■ Your goal: Return only the number of lines that hold "沿着点迹运动的方向看去".

■ Entries shown:
>> Begin

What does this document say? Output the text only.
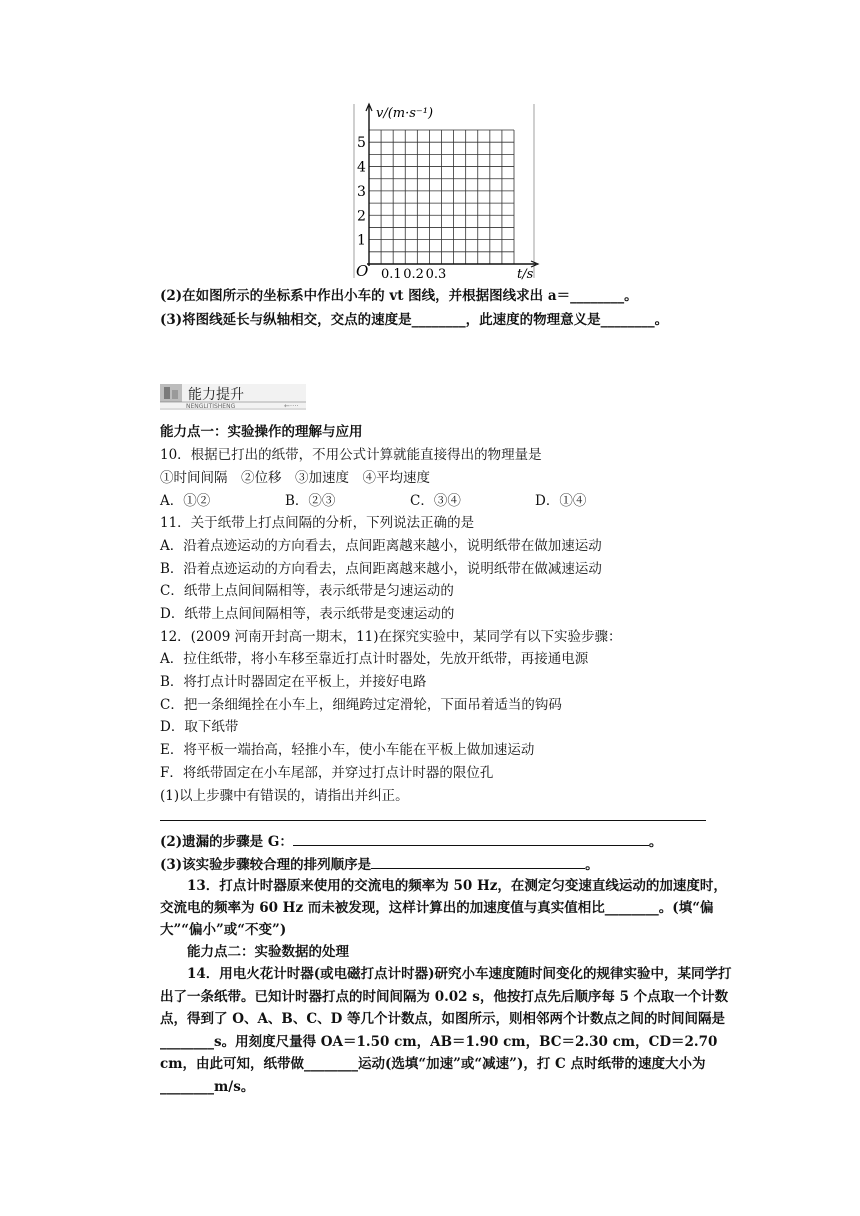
1
2
3
4
5
0.1 0.2 0.3
v/(m·s⁻¹)
t/s
O
(2)在如图所示的坐标系中作出小车的 vt 图线，并根据图线求出 a＝________。
(3)将图线延长与纵轴相交，交点的速度是________，此速度的物理意义是________。
能力提升
NENGLITISHENG	←····
能力点一：实验操作的理解与应用
10．根据已打出的纸带，不用公式计算就能直接得出的物理量是
①时间间隔　②位移　③加速度　④平均速度
A．①②	B．②③	C．③④	D．①④
11．关于纸带上打点间隔的分析，下列说法正确的是
A．沿着点迹运动的方向看去，点间距离越来越小，说明纸带在做加速运动
B．沿着点迹运动的方向看去，点间距离越来越小，说明纸带在做减速运动
C．纸带上点间间隔相等，表示纸带是匀速运动的
D．纸带上点间间隔相等，表示纸带是变速运动的
12．(2009 河南开封高一期末，11)在探究实验中，某同学有以下实验步骤：
A．拉住纸带，将小车移至靠近打点计时器处，先放开纸带，再接通电源
B．将打点计时器固定在平板上，并接好电路
C．把一条细绳拴在小车上，细绳跨过定滑轮，下面吊着适当的钩码
D．取下纸带
E．将平板一端抬高，轻推小车，使小车能在平板上做加速运动
F．将纸带固定在小车尾部，并穿过打点计时器的限位孔
(1)以上步骤中有错误的，请指出并纠正。
(2)遗漏的步骤是 G：	。
(3)该实验步骤较合理的排列顺序是	。
13．打点计时器原来使用的交流电的频率为 50 Hz，在测定匀变速直线运动的加速度时，交流电的频率为 60 Hz 而未被发现，这样计算出的加速度值与真实值相比________。(填“偏大”“偏小”或“不变”)
能力点二：实验数据的处理
14．用电火花计时器(或电磁打点计时器)研究小车速度随时间变化的规律实验中，某同学打出了一条纸带。已知计时器打点的时间间隔为 0.02 s，他按打点先后顺序每 5 个点取一个计数点，得到了 O、A、B、C、D 等几个计数点，如图所示，则相邻两个计数点之间的时间间隔是________s。用刻度尺量得 OA＝1.50 cm，AB＝1.90 cm，BC＝2.30 cm，CD＝2.70 cm，由此可知，纸带做________运动(选填“加速”或“减速”)，打 C 点时纸带的速度大小为________m/s。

>> End

■ Task result: 2